━━━━━ Listed records ━━━━━
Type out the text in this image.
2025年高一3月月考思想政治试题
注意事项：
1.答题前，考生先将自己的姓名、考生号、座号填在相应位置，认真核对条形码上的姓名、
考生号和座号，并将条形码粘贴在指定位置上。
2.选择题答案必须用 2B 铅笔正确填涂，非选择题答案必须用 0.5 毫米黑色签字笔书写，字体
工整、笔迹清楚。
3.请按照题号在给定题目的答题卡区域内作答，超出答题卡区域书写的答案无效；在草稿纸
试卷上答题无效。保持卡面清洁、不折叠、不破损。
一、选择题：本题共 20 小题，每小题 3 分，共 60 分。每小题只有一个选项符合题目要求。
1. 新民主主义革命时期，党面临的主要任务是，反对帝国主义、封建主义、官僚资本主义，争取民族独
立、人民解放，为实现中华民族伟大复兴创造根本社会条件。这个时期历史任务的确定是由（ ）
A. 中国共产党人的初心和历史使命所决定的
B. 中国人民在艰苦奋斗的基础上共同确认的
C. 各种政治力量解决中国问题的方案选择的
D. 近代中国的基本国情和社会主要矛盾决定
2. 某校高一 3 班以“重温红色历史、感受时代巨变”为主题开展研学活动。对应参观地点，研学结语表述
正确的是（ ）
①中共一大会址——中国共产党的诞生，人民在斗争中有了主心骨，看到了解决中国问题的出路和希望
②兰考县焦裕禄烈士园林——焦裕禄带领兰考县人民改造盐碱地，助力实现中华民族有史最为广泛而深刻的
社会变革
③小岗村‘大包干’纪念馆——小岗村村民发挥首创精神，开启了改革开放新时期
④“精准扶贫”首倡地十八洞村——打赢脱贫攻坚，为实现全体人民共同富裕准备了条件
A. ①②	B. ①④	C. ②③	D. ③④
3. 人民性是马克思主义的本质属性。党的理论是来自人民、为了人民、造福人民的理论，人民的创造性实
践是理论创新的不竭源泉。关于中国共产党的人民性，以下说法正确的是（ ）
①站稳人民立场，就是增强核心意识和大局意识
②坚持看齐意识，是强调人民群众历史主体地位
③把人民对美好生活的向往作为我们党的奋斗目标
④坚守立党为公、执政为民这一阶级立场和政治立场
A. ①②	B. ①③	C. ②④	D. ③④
━━━━━
Given task: Please copy out each record, character for character.

Written response:
Type out the text in this image.
2025年高一3月月考思想政治试题
注意事项：
1.答题前，考生先将自己的姓名、考生号、座号填在相应位置，认真核对条形码上的姓名、
考生号和座号，并将条形码粘贴在指定位置上。
2.选择题答案必须用 2B 铅笔正确填涂，非选择题答案必须用 0.5 毫米黑色签字笔书写，字体
工整、笔迹清楚。
3.请按照题号在给定题目的答题卡区域内作答，超出答题卡区域书写的答案无效；在草稿纸
试卷上答题无效。保持卡面清洁、不折叠、不破损。
一、选择题：本题共 20 小题，每小题 3 分，共 60 分。每小题只有一个选项符合题目要求。
1. 新民主主义革命时期，党面临的主要任务是，反对帝国主义、封建主义、官僚资本主义，争取民族独
立、人民解放，为实现中华民族伟大复兴创造根本社会条件。这个时期历史任务的确定是由（ ）
A. 中国共产党人的初心和历史使命所决定的
B. 中国人民在艰苦奋斗的基础上共同确认的
C. 各种政治力量解决中国问题的方案选择的
D. 近代中国的基本国情和社会主要矛盾决定
2. 某校高一 3 班以“重温红色历史、感受时代巨变”为主题开展研学活动。对应参观地点，研学结语表述
正确的是（ ）
①中共一大会址——中国共产党的诞生，人民在斗争中有了主心骨，看到了解决中国问题的出路和希望
②兰考县焦裕禄烈士园林——焦裕禄带领兰考县人民改造盐碱地，助力实现中华民族有史最为广泛而深刻的
社会变革
③小岗村‘大包干’纪念馆——小岗村村民发挥首创精神，开启了改革开放新时期
④“精准扶贫”首倡地十八洞村——打赢脱贫攻坚，为实现全体人民共同富裕准备了条件
A. ①②	B. ①④	C. ②③	D. ③④
3. 人民性是马克思主义的本质属性。党的理论是来自人民、为了人民、造福人民的理论，人民的创造性实
践是理论创新的不竭源泉。关于中国共产党的人民性，以下说法正确的是（ ）
①站稳人民立场，就是增强核心意识和大局意识
②坚持看齐意识，是强调人民群众历史主体地位
③把人民对美好生活的向往作为我们党的奋斗目标
④坚守立党为公、执政为民这一阶级立场和政治立场
A. ①②	B. ①③	C. ②④	D. ③④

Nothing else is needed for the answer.